# [Aim]
Count the lines below that contain the word "name" and give only the number.

# [Given entries]
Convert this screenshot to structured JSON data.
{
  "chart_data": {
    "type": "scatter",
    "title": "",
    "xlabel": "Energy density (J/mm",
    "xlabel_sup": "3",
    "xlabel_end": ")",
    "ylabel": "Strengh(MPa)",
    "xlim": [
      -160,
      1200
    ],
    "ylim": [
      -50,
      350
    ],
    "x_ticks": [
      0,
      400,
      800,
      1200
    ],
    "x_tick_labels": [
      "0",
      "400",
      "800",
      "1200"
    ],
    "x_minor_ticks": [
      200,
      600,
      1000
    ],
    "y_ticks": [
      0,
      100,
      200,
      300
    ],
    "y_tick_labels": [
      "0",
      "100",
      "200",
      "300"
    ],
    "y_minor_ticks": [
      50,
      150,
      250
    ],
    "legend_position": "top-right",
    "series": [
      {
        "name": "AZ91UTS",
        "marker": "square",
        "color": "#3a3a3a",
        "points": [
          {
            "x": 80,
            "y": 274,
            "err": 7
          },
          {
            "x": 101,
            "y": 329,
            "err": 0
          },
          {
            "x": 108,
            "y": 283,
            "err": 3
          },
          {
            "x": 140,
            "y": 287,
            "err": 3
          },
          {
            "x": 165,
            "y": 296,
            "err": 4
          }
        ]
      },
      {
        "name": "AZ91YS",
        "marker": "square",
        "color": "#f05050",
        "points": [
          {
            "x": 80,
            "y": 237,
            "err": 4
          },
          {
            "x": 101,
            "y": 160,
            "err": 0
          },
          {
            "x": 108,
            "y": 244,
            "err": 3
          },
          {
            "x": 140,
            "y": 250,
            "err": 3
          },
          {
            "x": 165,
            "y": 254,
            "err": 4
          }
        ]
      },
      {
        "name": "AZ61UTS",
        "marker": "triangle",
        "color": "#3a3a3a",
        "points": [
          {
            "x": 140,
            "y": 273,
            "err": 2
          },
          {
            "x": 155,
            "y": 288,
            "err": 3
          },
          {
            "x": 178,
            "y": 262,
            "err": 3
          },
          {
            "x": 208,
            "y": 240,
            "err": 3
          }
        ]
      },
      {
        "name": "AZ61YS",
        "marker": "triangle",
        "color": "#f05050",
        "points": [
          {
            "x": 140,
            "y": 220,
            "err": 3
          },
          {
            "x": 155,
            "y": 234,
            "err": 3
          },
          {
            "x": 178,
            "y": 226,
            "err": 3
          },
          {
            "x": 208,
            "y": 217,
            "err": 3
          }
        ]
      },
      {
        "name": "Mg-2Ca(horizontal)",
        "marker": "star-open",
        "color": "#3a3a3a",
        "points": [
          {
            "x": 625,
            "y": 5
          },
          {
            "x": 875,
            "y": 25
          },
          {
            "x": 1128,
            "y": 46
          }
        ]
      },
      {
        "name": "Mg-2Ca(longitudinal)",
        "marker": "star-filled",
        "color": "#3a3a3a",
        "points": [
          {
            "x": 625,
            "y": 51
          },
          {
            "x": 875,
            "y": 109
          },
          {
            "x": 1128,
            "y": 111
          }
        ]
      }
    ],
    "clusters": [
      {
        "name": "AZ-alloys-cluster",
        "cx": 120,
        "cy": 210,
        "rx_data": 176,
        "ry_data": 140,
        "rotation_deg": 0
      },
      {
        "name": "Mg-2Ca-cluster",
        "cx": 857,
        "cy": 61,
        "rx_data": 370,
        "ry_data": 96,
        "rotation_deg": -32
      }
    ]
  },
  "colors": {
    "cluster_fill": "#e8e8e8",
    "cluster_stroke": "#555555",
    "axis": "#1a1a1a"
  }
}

# [Exercise response]
8